- YOUR GOAL -
Lines containing the string "true" are to be counted. Write only how many there are.

• • • •

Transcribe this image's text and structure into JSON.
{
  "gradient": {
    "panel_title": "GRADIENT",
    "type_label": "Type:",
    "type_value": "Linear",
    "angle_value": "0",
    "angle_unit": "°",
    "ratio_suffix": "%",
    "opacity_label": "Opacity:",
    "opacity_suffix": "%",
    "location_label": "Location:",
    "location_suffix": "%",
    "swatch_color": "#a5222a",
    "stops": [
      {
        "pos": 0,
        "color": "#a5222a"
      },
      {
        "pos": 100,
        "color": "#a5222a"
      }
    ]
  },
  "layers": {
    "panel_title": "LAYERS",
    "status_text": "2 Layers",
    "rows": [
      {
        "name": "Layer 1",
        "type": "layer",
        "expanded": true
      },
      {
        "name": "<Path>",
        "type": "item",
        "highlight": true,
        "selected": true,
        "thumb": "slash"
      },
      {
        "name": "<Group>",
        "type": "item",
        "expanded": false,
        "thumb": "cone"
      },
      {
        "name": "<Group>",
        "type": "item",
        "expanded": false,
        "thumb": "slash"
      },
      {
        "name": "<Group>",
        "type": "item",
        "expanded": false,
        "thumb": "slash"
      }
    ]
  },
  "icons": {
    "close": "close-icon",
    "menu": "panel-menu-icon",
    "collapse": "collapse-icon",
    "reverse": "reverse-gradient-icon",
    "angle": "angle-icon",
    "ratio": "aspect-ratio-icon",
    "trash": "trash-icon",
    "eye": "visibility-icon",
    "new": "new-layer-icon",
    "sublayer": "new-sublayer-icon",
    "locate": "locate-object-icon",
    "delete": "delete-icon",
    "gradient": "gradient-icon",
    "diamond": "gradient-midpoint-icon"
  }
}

• • • •

- COMPLETED EXERCISE -
3